*Exercise goal*: Lay out the lines below as a numbered list, starting with the first line and stopping after the line that contains "column-header-v7: v7 [686, 13, 701, 29]". Leave out any blank lines.

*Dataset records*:
==================================================

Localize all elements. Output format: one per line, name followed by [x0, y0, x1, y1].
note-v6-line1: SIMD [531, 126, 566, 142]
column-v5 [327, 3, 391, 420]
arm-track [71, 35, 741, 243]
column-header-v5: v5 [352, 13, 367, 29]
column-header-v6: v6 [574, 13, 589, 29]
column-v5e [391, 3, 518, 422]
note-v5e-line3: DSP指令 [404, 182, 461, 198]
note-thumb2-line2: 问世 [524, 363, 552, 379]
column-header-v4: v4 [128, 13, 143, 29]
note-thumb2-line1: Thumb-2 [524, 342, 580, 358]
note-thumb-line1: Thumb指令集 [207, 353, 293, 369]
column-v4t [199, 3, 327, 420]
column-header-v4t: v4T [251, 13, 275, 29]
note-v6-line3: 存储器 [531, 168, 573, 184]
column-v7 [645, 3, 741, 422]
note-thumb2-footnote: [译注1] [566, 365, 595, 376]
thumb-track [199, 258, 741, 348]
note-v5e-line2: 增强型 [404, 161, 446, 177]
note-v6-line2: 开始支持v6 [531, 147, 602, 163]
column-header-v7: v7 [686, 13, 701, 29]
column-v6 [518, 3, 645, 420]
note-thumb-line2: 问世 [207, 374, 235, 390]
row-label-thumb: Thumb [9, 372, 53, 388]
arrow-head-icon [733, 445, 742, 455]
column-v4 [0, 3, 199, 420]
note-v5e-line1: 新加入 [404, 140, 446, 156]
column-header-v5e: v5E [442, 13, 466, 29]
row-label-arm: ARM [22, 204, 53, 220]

==================================================

*Answer in full*:
1. Localize all elements. Output format: one per line, name followed by [x0, y0, x1, y1].
2. note-v6-line1: SIMD [531, 126, 566, 142]
3. column-v5 [327, 3, 391, 420]
4. arm-track [71, 35, 741, 243]
5. column-header-v5: v5 [352, 13, 367, 29]
6. column-header-v6: v6 [574, 13, 589, 29]
7. column-v5e [391, 3, 518, 422]
8. note-v5e-line3: DSP指令 [404, 182, 461, 198]
9. note-thumb2-line2: 问世 [524, 363, 552, 379]
10. column-header-v4: v4 [128, 13, 143, 29]
11. note-thumb2-line1: Thumb-2 [524, 342, 580, 358]
12. note-thumb-line1: Thumb指令集 [207, 353, 293, 369]
13. column-v4t [199, 3, 327, 420]
14. column-header-v4t: v4T [251, 13, 275, 29]
15. note-v6-line3: 存储器 [531, 168, 573, 184]
16. column-v7 [645, 3, 741, 422]
17. note-thumb2-footnote: [译注1] [566, 365, 595, 376]
18. thumb-track [199, 258, 741, 348]
19. note-v5e-line2: 增强型 [404, 161, 446, 177]
20. note-v6-line2: 开始支持v6 [531, 147, 602, 163]
21. column-header-v7: v7 [686, 13, 701, 29]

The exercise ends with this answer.